Extrait du document:
Je m'exprime à titre personnel.
Nous débattons d'une motion référendaire sur un sujet qui nous rassemblait tous jusqu'à présent : la décentralisation, les territoires, la France et les Français. Allons-nous dans la bonne direction ? Je ne trouve pas, dans le projet qui nous est proposé, de vision politique globale, lisible, claire. Il n'écrit pas en préambule ce que nous allons faire de la France, dont la République est décentralisée, objet de notre travail de l'automne dernier. Contrairement à d'autres textes, il ne rassemble pas la majorité des groupes politiques du Sénat, sur un sujet d'essence sénatoriale. Selon certains, aucune importance si le Sénat, chambre des territoires, n'est pas d'accord, puisque l'Assemblée nationale aura le dernier mot : c'est difficile à entendre ici, tout de même !

Extraits des données:
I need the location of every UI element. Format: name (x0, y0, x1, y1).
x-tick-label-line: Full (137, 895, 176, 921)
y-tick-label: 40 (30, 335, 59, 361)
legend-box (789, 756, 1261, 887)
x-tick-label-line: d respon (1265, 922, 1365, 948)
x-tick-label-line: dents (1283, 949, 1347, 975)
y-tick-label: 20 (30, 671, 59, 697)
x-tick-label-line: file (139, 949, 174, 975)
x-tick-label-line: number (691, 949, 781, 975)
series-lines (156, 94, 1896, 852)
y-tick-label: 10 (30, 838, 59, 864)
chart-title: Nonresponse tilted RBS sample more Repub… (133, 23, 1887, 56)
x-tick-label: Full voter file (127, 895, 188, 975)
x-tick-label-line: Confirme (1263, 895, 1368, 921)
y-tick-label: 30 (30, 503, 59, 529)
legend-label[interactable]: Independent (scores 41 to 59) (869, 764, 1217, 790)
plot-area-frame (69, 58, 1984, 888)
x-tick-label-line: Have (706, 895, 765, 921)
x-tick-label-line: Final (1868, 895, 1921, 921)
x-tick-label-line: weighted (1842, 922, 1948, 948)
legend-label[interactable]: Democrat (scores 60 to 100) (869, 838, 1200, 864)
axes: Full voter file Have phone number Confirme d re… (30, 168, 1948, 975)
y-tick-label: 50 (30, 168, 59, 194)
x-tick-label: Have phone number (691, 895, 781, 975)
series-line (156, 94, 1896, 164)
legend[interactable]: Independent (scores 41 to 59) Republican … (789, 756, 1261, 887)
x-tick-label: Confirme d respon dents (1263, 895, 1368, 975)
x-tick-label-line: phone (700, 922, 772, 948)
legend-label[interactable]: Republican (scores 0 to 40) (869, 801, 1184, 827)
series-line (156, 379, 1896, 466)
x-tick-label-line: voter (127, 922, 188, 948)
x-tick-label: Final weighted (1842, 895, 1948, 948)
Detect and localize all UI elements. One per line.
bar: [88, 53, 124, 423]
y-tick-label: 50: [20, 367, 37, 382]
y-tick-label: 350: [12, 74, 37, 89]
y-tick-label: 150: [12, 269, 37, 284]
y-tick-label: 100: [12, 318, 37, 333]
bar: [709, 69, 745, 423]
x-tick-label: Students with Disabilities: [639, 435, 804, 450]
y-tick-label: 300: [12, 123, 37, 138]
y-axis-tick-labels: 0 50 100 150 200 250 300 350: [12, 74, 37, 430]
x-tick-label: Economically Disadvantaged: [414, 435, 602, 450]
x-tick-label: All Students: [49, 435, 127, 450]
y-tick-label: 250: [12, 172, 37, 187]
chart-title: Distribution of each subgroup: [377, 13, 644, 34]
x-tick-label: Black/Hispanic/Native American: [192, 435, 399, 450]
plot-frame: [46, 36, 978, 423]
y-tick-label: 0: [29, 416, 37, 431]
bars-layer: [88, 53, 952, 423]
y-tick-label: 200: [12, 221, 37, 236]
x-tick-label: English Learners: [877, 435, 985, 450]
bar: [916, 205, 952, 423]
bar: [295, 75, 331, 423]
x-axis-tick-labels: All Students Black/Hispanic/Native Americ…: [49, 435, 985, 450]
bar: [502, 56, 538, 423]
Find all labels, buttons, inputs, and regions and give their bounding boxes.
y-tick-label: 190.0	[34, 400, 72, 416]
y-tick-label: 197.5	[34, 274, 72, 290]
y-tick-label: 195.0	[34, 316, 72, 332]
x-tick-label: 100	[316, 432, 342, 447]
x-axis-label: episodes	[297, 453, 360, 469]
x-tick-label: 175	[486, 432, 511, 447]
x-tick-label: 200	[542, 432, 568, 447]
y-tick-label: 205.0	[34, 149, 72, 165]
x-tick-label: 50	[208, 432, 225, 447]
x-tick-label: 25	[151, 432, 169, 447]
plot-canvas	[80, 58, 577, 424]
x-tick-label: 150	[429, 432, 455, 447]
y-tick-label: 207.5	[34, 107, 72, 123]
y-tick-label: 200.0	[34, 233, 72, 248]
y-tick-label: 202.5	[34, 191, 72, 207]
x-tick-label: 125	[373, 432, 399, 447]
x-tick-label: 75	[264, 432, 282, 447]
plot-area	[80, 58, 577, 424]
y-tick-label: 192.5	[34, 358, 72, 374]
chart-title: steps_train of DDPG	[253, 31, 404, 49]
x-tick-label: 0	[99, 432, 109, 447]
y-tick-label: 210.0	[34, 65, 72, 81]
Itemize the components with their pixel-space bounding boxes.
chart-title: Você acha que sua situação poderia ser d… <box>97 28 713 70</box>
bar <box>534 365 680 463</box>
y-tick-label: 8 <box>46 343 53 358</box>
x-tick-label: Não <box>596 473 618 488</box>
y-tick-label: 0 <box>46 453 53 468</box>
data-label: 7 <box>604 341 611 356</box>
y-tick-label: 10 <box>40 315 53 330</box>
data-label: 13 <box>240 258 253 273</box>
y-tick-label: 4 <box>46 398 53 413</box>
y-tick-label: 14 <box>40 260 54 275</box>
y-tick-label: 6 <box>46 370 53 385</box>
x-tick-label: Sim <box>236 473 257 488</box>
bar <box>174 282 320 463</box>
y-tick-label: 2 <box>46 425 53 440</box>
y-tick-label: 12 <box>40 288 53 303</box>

Consigne de l'exercice: Pouvez-vous reprendre mot pour mot le passage du texte sur la décentralisation qui commence à « Nous débattons d'une » et se termine à « tout de même ! » ? Les entrées ci-dessus n'ont aucun lien avec le texte sur la décentralisation.

Réponse attendue:
Nous débattons d'une motion référendaire sur un sujet qui nous rassemblait tous jusqu'à présent : la décentralisation, les territoires, la France et les Français. Allons-nous dans la bonne direction ? Je ne trouve pas, dans le projet qui nous est proposé, de vision politique globale, lisible, claire. Il n'écrit pas en préambule ce que nous allons faire de la France, dont la République est décentralisée, objet de notre travail de l'automne dernier. Contrairement à d'autres textes, il ne rassemble pas la majorité des groupes politiques du Sénat, sur un sujet d'essence sénatoriale. Selon certains, aucune importance si le Sénat, chambre des territoires, n'est pas d'accord, puisque l'Assemblée nationale aura le dernier mot : c'est difficile à entendre ici, tout de même !